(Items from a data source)

• • • •

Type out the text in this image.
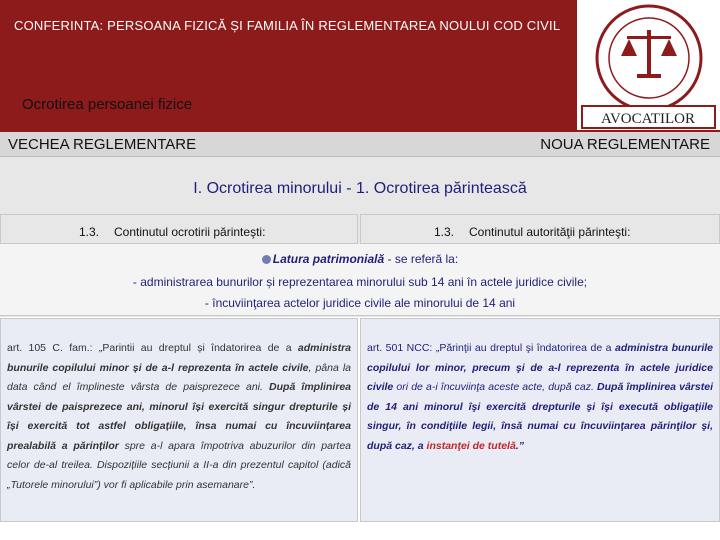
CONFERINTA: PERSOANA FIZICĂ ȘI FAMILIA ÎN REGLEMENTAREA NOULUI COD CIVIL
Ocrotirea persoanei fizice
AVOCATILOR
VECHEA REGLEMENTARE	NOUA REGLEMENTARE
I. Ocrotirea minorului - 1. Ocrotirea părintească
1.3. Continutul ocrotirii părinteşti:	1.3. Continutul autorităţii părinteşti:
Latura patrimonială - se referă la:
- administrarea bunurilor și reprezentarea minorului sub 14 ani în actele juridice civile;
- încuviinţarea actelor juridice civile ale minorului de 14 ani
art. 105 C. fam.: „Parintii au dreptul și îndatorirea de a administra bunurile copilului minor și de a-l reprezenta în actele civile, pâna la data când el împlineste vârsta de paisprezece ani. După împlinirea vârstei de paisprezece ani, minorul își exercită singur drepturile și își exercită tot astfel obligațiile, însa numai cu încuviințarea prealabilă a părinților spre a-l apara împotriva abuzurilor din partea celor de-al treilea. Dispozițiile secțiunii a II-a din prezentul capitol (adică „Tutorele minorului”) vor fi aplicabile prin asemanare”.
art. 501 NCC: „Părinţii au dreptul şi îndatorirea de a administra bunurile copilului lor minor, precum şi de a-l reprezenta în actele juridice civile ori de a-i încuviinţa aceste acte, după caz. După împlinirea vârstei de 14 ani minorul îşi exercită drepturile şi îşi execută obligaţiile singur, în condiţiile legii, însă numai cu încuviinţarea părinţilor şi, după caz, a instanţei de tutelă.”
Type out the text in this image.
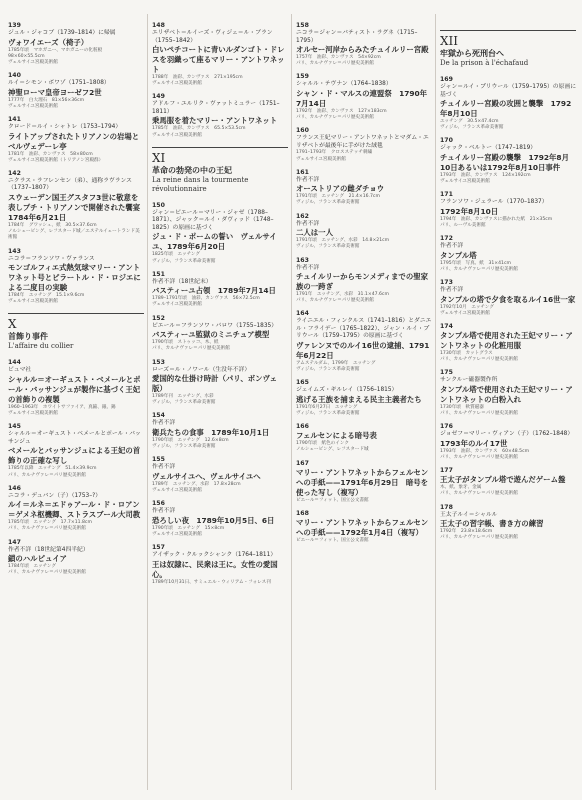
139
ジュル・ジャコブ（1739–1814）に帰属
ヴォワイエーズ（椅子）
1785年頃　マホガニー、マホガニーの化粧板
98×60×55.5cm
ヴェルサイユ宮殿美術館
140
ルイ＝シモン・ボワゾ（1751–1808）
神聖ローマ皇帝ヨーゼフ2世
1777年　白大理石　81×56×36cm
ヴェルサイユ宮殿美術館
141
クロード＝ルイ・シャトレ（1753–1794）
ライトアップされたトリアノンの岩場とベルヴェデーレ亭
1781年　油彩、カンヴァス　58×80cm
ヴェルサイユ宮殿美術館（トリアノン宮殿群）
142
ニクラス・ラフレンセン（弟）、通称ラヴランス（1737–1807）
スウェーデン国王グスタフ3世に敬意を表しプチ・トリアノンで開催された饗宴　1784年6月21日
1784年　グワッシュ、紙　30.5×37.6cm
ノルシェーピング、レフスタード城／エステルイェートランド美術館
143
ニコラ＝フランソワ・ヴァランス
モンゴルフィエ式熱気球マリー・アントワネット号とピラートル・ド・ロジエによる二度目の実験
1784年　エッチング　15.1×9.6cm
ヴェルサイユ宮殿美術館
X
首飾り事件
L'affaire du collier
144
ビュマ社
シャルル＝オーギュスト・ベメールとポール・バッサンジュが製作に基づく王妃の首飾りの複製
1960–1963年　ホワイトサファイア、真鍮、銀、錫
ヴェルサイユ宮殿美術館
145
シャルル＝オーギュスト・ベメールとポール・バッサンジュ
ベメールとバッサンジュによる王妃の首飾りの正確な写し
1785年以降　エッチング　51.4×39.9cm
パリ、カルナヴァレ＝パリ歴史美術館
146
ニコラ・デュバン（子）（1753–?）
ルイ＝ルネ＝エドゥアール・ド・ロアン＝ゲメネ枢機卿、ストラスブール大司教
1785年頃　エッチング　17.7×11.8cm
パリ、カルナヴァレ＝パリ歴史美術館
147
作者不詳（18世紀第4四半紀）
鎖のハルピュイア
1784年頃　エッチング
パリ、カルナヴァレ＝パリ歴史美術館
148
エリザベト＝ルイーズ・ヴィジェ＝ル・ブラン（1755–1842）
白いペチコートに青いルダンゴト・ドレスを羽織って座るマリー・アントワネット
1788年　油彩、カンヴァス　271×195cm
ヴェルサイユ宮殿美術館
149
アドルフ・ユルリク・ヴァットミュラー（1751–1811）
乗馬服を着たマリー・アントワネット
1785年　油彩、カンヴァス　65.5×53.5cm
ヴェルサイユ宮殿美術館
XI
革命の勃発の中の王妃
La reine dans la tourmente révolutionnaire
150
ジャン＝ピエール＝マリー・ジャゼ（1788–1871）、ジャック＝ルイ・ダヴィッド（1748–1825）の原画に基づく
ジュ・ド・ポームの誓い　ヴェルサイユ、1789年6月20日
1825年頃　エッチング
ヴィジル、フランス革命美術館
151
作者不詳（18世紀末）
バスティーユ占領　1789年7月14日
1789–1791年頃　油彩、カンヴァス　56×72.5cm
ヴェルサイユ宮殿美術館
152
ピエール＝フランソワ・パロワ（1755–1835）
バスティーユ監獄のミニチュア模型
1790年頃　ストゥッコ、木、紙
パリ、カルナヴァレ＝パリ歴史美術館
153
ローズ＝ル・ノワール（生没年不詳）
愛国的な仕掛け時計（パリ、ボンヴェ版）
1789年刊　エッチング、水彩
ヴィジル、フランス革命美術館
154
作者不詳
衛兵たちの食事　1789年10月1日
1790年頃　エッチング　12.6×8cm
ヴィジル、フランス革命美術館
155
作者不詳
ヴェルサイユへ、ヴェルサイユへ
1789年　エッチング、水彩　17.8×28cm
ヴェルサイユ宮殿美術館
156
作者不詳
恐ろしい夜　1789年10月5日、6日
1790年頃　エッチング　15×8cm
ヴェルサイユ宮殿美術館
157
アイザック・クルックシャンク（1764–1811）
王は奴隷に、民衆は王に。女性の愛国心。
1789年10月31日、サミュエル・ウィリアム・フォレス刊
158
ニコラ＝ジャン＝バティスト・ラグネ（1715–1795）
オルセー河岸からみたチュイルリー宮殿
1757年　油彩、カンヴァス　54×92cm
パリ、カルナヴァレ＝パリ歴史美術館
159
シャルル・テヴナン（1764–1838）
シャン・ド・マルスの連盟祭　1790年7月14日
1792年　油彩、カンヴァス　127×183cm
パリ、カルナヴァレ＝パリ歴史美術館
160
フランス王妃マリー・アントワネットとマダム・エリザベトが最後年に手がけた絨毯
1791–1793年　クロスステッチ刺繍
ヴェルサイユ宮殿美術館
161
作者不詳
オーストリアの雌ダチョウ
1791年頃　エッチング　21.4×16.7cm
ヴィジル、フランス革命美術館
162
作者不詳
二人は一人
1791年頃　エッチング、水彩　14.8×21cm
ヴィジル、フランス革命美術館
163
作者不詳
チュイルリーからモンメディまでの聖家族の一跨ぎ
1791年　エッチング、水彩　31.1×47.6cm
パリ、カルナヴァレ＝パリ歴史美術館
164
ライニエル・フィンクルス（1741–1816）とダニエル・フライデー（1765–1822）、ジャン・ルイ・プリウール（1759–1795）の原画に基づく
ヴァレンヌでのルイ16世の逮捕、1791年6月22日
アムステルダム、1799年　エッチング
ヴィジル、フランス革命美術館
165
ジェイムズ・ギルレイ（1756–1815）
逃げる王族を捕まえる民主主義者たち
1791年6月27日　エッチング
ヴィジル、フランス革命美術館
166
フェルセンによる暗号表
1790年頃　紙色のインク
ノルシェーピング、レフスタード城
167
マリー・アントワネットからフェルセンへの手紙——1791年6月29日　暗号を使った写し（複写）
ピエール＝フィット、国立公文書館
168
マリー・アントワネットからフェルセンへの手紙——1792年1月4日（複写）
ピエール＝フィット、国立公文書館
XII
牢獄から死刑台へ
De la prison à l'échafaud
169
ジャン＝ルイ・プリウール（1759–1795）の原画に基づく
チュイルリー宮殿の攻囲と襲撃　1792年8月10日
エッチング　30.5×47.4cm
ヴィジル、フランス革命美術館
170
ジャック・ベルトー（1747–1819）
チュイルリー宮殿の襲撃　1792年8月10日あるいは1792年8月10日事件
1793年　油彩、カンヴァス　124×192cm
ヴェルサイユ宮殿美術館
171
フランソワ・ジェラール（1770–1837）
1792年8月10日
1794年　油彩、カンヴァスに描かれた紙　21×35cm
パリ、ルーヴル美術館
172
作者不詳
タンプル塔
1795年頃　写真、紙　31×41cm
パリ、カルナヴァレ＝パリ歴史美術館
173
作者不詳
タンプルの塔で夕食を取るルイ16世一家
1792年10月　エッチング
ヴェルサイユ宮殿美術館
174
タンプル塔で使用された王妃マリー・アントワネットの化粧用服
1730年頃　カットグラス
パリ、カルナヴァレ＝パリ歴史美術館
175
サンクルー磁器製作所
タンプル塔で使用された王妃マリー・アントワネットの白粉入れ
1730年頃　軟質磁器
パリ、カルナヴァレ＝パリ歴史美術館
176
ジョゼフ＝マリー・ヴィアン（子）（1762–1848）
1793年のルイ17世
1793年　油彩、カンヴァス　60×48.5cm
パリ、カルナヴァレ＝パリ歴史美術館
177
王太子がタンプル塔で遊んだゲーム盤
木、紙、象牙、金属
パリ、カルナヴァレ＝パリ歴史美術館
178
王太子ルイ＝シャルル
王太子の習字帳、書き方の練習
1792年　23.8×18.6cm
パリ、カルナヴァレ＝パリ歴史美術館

• • • •

**TASK BRIEF**
From the data above, copy each line where the string "プリウール" appears.

**IN RESPONSE**
ライニエル・フィンクルス（1741–1816）とダニエル・フライデー（1765–1822）、ジャン・ルイ・プリウール（1759–1795）の原画に基づく
ジャン＝ルイ・プリウール（1759–1795）の原画に基づく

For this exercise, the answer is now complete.